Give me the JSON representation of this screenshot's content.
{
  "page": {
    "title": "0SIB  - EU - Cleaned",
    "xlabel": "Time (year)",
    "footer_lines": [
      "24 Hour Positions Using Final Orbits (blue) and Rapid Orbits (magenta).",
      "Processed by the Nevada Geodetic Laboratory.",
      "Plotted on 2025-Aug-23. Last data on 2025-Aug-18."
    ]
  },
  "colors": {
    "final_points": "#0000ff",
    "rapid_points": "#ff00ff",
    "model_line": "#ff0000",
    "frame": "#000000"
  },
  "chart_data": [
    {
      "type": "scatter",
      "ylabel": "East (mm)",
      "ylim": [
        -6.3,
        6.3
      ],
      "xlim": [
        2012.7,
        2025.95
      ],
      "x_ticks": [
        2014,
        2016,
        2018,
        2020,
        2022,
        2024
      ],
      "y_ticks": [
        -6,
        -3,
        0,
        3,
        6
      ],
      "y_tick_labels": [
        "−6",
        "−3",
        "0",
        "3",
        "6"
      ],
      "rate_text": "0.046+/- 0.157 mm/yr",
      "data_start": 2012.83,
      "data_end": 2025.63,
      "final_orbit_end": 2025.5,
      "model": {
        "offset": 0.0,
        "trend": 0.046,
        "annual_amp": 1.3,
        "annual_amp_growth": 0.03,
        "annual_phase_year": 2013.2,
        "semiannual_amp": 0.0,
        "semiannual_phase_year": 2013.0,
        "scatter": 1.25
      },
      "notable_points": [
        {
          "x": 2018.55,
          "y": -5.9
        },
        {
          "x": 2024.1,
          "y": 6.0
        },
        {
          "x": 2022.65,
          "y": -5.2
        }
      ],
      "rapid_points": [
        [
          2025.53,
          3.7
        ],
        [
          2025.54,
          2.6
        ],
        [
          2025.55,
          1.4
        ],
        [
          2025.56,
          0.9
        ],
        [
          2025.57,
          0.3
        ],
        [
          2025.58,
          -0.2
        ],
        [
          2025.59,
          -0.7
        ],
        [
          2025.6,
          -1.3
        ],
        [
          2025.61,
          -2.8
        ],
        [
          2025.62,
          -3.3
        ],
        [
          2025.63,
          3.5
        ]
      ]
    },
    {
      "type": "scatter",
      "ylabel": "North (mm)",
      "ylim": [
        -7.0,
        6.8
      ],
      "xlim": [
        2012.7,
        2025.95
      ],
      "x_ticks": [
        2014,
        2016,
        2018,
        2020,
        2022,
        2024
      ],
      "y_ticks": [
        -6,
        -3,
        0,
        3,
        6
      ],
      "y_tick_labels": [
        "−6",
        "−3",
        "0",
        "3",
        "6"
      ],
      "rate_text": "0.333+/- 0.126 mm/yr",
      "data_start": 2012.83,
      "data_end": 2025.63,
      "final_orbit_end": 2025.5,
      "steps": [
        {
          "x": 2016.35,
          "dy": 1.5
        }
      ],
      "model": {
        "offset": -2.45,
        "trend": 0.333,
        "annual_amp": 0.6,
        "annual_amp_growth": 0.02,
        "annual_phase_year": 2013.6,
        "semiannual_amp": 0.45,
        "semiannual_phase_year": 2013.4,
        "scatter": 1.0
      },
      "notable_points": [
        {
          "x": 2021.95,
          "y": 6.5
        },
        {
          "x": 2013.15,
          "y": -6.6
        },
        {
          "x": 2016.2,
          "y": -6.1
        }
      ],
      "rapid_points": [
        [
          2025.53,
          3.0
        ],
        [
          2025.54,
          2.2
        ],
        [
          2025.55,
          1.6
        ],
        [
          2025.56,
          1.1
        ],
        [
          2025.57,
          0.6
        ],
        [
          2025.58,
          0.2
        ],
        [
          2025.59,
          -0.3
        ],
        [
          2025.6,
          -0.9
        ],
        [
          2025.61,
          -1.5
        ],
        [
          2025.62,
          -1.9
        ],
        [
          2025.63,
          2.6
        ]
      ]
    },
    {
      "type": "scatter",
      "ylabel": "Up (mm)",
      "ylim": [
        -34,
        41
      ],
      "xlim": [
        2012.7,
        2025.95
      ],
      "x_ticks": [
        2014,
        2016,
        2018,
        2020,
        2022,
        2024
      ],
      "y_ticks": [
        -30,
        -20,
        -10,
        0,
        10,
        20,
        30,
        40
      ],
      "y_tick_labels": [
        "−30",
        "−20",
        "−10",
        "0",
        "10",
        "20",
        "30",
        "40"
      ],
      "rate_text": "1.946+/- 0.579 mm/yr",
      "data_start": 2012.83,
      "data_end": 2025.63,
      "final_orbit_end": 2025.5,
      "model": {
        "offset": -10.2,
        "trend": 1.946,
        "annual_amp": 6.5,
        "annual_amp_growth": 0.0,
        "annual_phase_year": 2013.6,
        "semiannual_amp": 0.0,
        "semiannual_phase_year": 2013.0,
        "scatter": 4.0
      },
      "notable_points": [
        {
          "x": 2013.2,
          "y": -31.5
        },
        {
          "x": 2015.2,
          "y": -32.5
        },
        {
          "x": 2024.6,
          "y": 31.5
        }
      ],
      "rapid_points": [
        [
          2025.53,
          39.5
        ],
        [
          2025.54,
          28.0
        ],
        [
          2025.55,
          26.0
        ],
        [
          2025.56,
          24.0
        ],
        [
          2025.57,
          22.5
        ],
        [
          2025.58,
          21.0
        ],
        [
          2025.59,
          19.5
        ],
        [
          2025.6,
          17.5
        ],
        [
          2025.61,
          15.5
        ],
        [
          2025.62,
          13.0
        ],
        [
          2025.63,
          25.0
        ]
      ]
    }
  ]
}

--- WRITTEN EXERCISE ---
Please set down each line of the records exactly as given.

--- ANSWER BELOW ---
Give me the JSON representation of this screenshot's content.
{
  "page": {
    "title": "0SIB  - EU - Cleaned",
    "xlabel": "Time (year)",
    "footer_lines": [
      "24 Hour Positions Using Final Orbits (blue) and Rapid Orbits (magenta).",
      "Processed by the Nevada Geodetic Laboratory.",
      "Plotted on 2025-Aug-23. Last data on 2025-Aug-18."
    ]
  },
  "colors": {
    "final_points": "#0000ff",
    "rapid_points": "#ff00ff",
    "model_line": "#ff0000",
    "frame": "#000000"
  },
  "chart_data": [
    {
      "type": "scatter",
      "ylabel": "East (mm)",
      "ylim": [
        -6.3,
        6.3
      ],
      "xlim": [
        2012.7,
        2025.95
      ],
      "x_ticks": [
        2014,
        2016,
        2018,
        2020,
        2022,
        2024
      ],
      "y_ticks": [
        -6,
        -3,
        0,
        3,
        6
      ],
      "y_tick_labels": [
        "−6",
        "−3",
        "0",
        "3",
        "6"
      ],
      "rate_text": "0.046+/- 0.157 mm/yr",
      "data_start": 2012.83,
      "data_end": 2025.63,
      "final_orbit_end": 2025.5,
      "model": {
        "offset": 0.0,
        "trend": 0.046,
        "annual_amp": 1.3,
        "annual_amp_growth": 0.03,
        "annual_phase_year": 2013.2,
        "semiannual_amp": 0.0,
        "semiannual_phase_year": 2013.0,
        "scatter": 1.25
      },
      "notable_points": [
        {
          "x": 2018.55,
          "y": -5.9
        },
        {
          "x": 2024.1,
          "y": 6.0
        },
        {
          "x": 2022.65,
          "y": -5.2
        }
      ],
      "rapid_points": [
        [
          2025.53,
          3.7
        ],
        [
          2025.54,
          2.6
        ],
        [
          2025.55,
          1.4
        ],
        [
          2025.56,
          0.9
        ],
        [
          2025.57,
          0.3
        ],
        [
          2025.58,
          -0.2
        ],
        [
          2025.59,
          -0.7
        ],
        [
          2025.6,
          -1.3
        ],
        [
          2025.61,
          -2.8
        ],
        [
          2025.62,
          -3.3
        ],
        [
          2025.63,
          3.5
        ]
      ]
    },
    {
      "type": "scatter",
      "ylabel": "North (mm)",
      "ylim": [
        -7.0,
        6.8
      ],
      "xlim": [
        2012.7,
        2025.95
      ],
      "x_ticks": [
        2014,
        2016,
        2018,
        2020,
        2022,
        2024
      ],
      "y_ticks": [
        -6,
        -3,
        0,
        3,
        6
      ],
      "y_tick_labels": [
        "−6",
        "−3",
        "0",
        "3",
        "6"
      ],
      "rate_text": "0.333+/- 0.126 mm/yr",
      "data_start": 2012.83,
      "data_end": 2025.63,
      "final_orbit_end": 2025.5,
      "steps": [
        {
          "x": 2016.35,
          "dy": 1.5
        }
      ],
      "model": {
        "offset": -2.45,
        "trend": 0.333,
        "annual_amp": 0.6,
        "annual_amp_growth": 0.02,
        "annual_phase_year": 2013.6,
        "semiannual_amp": 0.45,
        "semiannual_phase_year": 2013.4,
        "scatter": 1.0
      },
      "notable_points": [
        {
          "x": 2021.95,
          "y": 6.5
        },
        {
          "x": 2013.15,
          "y": -6.6
        },
        {
          "x": 2016.2,
          "y": -6.1
        }
      ],
      "rapid_points": [
        [
          2025.53,
          3.0
        ],
        [
          2025.54,
          2.2
        ],
        [
          2025.55,
          1.6
        ],
        [
          2025.56,
          1.1
        ],
        [
          2025.57,
          0.6
        ],
        [
          2025.58,
          0.2
        ],
        [
          2025.59,
          -0.3
        ],
        [
          2025.6,
          -0.9
        ],
        [
          2025.61,
          -1.5
        ],
        [
          2025.62,
          -1.9
        ],
        [
          2025.63,
          2.6
        ]
      ]
    },
    {
      "type": "scatter",
      "ylabel": "Up (mm)",
      "ylim": [
        -34,
        41
      ],
      "xlim": [
        2012.7,
        2025.95
      ],
      "x_ticks": [
        2014,
        2016,
        2018,
        2020,
        2022,
        2024
      ],
      "y_ticks": [
        -30,
        -20,
        -10,
        0,
        10,
        20,
        30,
        40
      ],
      "y_tick_labels": [
        "−30",
        "−20",
        "−10",
        "0",
        "10",
        "20",
        "30",
        "40"
      ],
      "rate_text": "1.946+/- 0.579 mm/yr",
      "data_start": 2012.83,
      "data_end": 2025.63,
      "final_orbit_end": 2025.5,
      "model": {
        "offset": -10.2,
        "trend": 1.946,
        "annual_amp": 6.5,
        "annual_amp_growth": 0.0,
        "annual_phase_year": 2013.6,
        "semiannual_amp": 0.0,
        "semiannual_phase_year": 2013.0,
        "scatter": 4.0
      },
      "notable_points": [
        {
          "x": 2013.2,
          "y": -31.5
        },
        {
          "x": 2015.2,
          "y": -32.5
        },
        {
          "x": 2024.6,
          "y": 31.5
        }
      ],
      "rapid_points": [
        [
          2025.53,
          39.5
        ],
        [
          2025.54,
          28.0
        ],
        [
          2025.55,
          26.0
        ],
        [
          2025.56,
          24.0
        ],
        [
          2025.57,
          22.5
        ],
        [
          2025.58,
          21.0
        ],
        [
          2025.59,
          19.5
        ],
        [
          2025.6,
          17.5
        ],
        [
          2025.61,
          15.5
        ],
        [
          2025.62,
          13.0
        ],
        [
          2025.63,
          25.0
        ]
      ]
    }
  ]
}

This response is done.